[Data records]

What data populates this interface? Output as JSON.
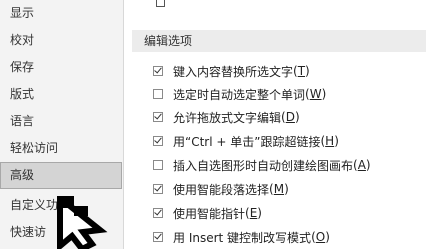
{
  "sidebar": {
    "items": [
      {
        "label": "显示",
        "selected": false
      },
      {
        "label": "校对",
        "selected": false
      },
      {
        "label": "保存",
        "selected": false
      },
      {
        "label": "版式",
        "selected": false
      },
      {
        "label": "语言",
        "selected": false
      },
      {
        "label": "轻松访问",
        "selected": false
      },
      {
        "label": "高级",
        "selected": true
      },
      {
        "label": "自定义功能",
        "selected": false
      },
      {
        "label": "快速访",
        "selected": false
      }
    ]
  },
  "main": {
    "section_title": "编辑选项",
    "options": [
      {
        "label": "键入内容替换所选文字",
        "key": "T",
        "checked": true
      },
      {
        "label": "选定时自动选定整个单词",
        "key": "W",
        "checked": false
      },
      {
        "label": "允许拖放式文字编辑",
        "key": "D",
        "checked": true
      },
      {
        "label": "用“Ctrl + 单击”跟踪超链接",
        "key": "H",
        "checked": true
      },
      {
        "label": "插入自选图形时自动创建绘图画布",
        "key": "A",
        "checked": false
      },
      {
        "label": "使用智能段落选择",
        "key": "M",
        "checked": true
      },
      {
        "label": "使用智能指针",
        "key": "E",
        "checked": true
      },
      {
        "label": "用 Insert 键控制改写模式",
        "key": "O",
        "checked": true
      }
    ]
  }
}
* * *
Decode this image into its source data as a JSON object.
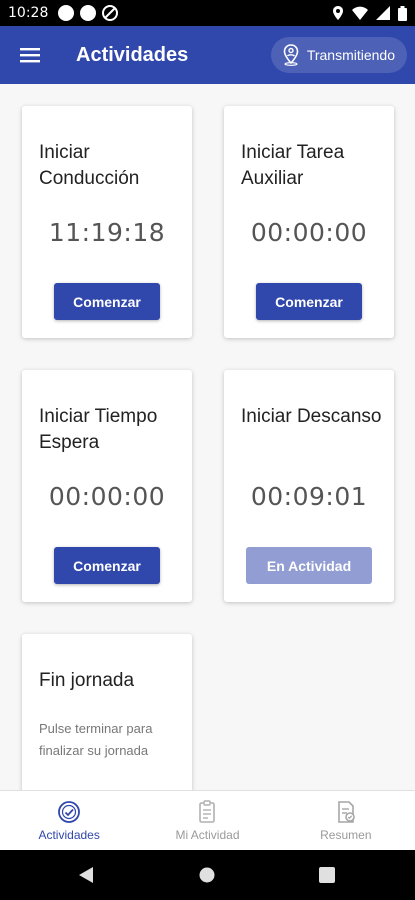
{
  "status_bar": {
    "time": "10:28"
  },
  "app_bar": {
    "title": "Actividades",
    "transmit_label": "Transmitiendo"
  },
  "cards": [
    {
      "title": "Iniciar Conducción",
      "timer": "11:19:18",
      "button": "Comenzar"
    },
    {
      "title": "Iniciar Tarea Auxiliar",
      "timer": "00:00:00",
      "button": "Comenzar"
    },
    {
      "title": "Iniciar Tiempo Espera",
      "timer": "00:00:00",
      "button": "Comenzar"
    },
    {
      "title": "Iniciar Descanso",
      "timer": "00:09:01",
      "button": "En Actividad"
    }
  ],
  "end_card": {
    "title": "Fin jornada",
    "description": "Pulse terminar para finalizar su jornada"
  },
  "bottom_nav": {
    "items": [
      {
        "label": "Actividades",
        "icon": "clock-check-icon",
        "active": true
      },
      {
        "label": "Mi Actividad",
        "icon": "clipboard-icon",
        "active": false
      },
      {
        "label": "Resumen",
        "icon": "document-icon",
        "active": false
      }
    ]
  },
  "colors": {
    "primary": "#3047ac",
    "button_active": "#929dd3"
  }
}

#### Work required:
From the records given above, copy all lines containing "timer".

#### Result of this exercise:
      "timer": "11:19:18",
      "timer": "00:00:00",
      "timer": "00:00:00",
      "timer": "00:09:01",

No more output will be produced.